--- begin Data to process ---

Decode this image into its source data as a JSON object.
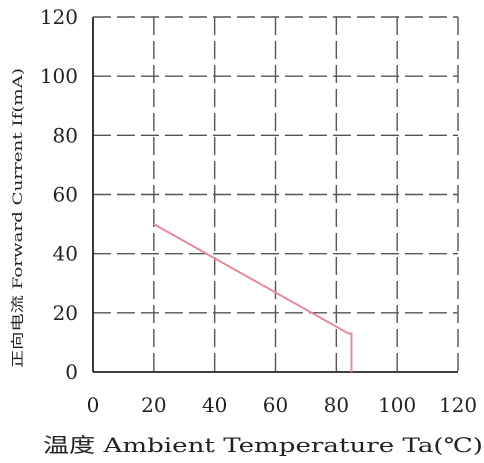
{
  "chart_data": {
    "type": "line",
    "xlabel": "温度 Ambient Temperature Ta(℃)",
    "ylabel": "正向电流 Forward Current If(mA)",
    "xlim": [
      0,
      120
    ],
    "ylim": [
      0,
      120
    ],
    "x_ticks": [
      "0",
      "20",
      "40",
      "60",
      "80",
      "100",
      "120"
    ],
    "y_ticks": [
      "0",
      "20",
      "40",
      "60",
      "80",
      "100",
      "120"
    ],
    "grid": "dashed",
    "series": [
      {
        "x": [
          20,
          84,
          85,
          85
        ],
        "y": [
          50,
          13,
          13,
          0
        ]
      }
    ],
    "colors": {
      "line": "#e88a9a",
      "grid": "#555555",
      "axis": "#222222",
      "text": "#222222"
    }
  }
}
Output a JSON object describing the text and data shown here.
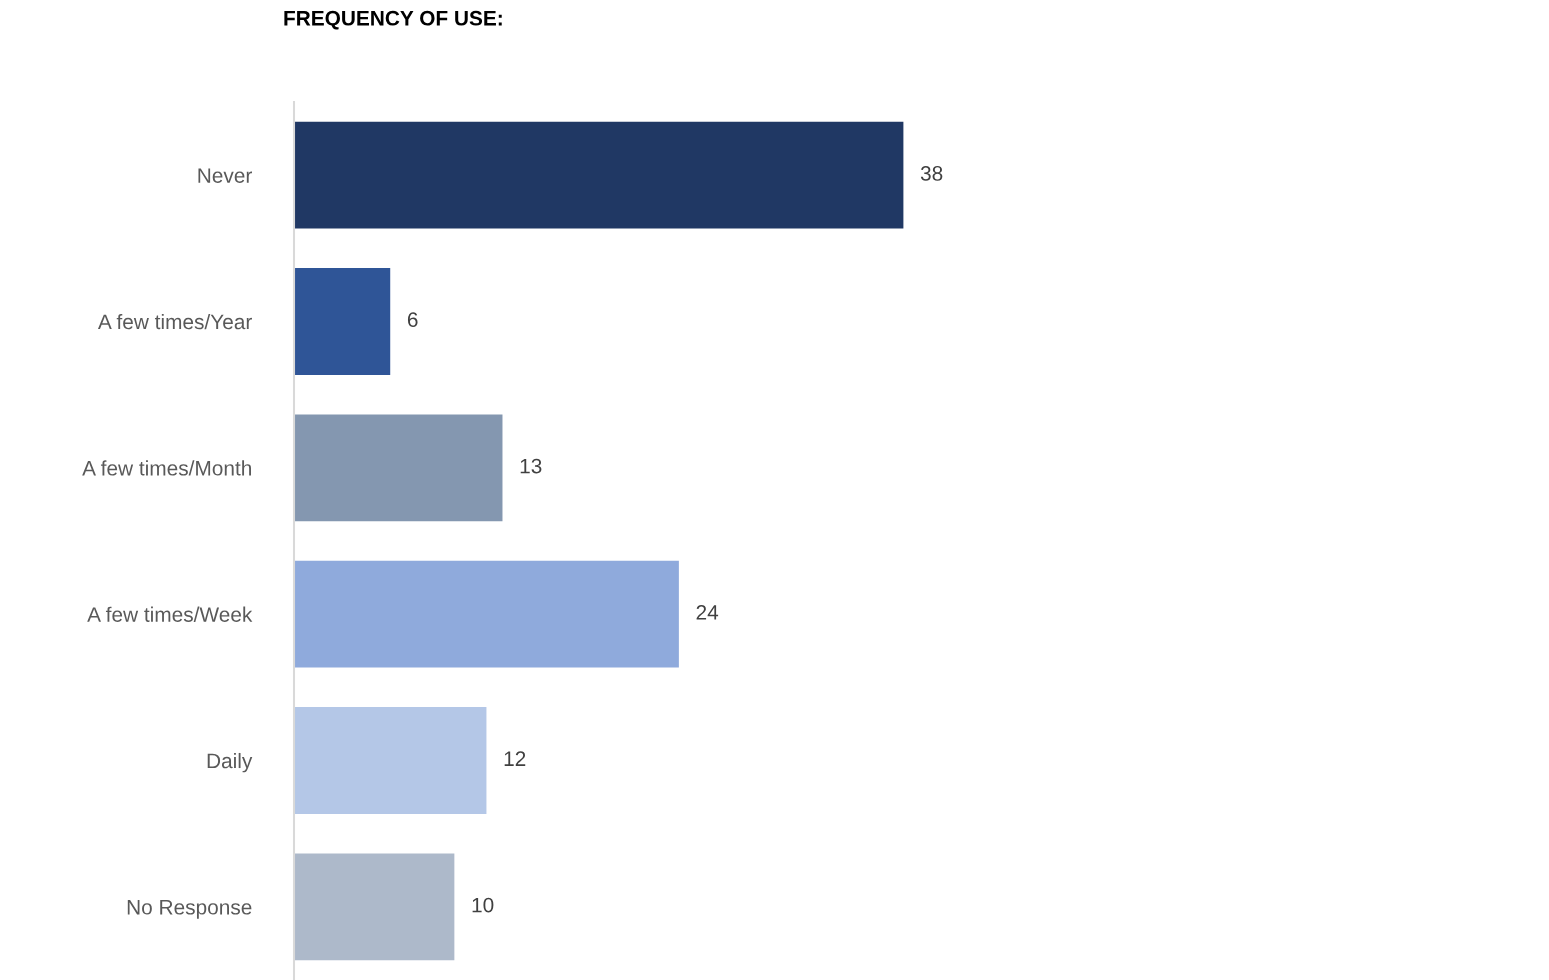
{
  "chart_data": {
    "type": "bar",
    "orientation": "horizontal",
    "title": "FREQUENCY OF USE:",
    "categories": [
      "Never",
      "A few times/Year",
      "A few times/Month",
      "A few times/Week",
      "Daily",
      "No Response"
    ],
    "values": [
      38,
      6,
      13,
      24,
      12,
      10
    ],
    "colors": [
      "#203864",
      "#2f5597",
      "#8497b0",
      "#8faadc",
      "#b4c7e7",
      "#adb9ca"
    ],
    "data_labels": true,
    "grid": false,
    "legend": false
  }
}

--- end Data to process ---

Task brief: Write out the whole listing exactly, and drop the pictures.

Correct output:
Decode this image into its source data as a JSON object.
{
  "chart_data": {
    "type": "line",
    "xlabel": "温度 Ambient Temperature Ta(℃)",
    "ylabel": "正向电流 Forward Current If(mA)",
    "xlim": [
      0,
      120
    ],
    "ylim": [
      0,
      120
    ],
    "x_ticks": [
      "0",
      "20",
      "40",
      "60",
      "80",
      "100",
      "120"
    ],
    "y_ticks": [
      "0",
      "20",
      "40",
      "60",
      "80",
      "100",
      "120"
    ],
    "grid": "dashed",
    "series": [
      {
        "x": [
          20,
          84,
          85,
          85
        ],
        "y": [
          50,
          13,
          13,
          0
        ]
      }
    ],
    "colors": {
      "line": "#e88a9a",
      "grid": "#555555",
      "axis": "#222222",
      "text": "#222222"
    }
  }
}
Output a JSON object describing the text and data shown here.
{
  "chart_data": {
    "type": "bar",
    "orientation": "horizontal",
    "title": "FREQUENCY OF USE:",
    "categories": [
      "Never",
      "A few times/Year",
      "A few times/Month",
      "A few times/Week",
      "Daily",
      "No Response"
    ],
    "values": [
      38,
      6,
      13,
      24,
      12,
      10
    ],
    "colors": [
      "#203864",
      "#2f5597",
      "#8497b0",
      "#8faadc",
      "#b4c7e7",
      "#adb9ca"
    ],
    "data_labels": true,
    "grid": false,
    "legend": false
  }
}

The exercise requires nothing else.